Aim:
Write out the entries below once more, exactly.

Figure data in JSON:
================
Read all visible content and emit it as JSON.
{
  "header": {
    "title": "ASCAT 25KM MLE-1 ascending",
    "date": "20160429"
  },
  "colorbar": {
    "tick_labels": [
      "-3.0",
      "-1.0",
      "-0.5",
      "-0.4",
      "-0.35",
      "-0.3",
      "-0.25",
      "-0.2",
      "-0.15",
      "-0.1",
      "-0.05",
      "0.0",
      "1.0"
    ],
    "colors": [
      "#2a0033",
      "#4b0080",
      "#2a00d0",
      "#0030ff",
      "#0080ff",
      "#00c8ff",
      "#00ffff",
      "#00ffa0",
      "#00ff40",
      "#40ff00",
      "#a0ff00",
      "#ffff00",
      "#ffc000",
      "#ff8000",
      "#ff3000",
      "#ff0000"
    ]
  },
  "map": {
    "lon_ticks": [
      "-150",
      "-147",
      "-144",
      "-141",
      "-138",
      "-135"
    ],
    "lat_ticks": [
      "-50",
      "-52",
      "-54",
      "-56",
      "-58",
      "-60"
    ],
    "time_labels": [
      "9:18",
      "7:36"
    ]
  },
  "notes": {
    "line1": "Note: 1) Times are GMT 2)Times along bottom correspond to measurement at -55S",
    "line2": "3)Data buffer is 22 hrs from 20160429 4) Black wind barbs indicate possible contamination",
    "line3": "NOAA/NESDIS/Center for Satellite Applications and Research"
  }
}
================
Task solution:
Read all visible content and emit it as JSON.
{
  "header": {
    "title": "ASCAT 25KM MLE-1 ascending",
    "date": "20160429"
  },
  "colorbar": {
    "tick_labels": [
      "-3.0",
      "-1.0",
      "-0.5",
      "-0.4",
      "-0.35",
      "-0.3",
      "-0.25",
      "-0.2",
      "-0.15",
      "-0.1",
      "-0.05",
      "0.0",
      "1.0"
    ],
    "colors": [
      "#2a0033",
      "#4b0080",
      "#2a00d0",
      "#0030ff",
      "#0080ff",
      "#00c8ff",
      "#00ffff",
      "#00ffa0",
      "#00ff40",
      "#40ff00",
      "#a0ff00",
      "#ffff00",
      "#ffc000",
      "#ff8000",
      "#ff3000",
      "#ff0000"
    ]
  },
  "map": {
    "lon_ticks": [
      "-150",
      "-147",
      "-144",
      "-141",
      "-138",
      "-135"
    ],
    "lat_ticks": [
      "-50",
      "-52",
      "-54",
      "-56",
      "-58",
      "-60"
    ],
    "time_labels": [
      "9:18",
      "7:36"
    ]
  },
  "notes": {
    "line1": "Note: 1) Times are GMT 2)Times along bottom correspond to measurement at -55S",
    "line2": "3)Data buffer is 22 hrs from 20160429 4) Black wind barbs indicate possible contamination",
    "line3": "NOAA/NESDIS/Center for Satellite Applications and Research"
  }
}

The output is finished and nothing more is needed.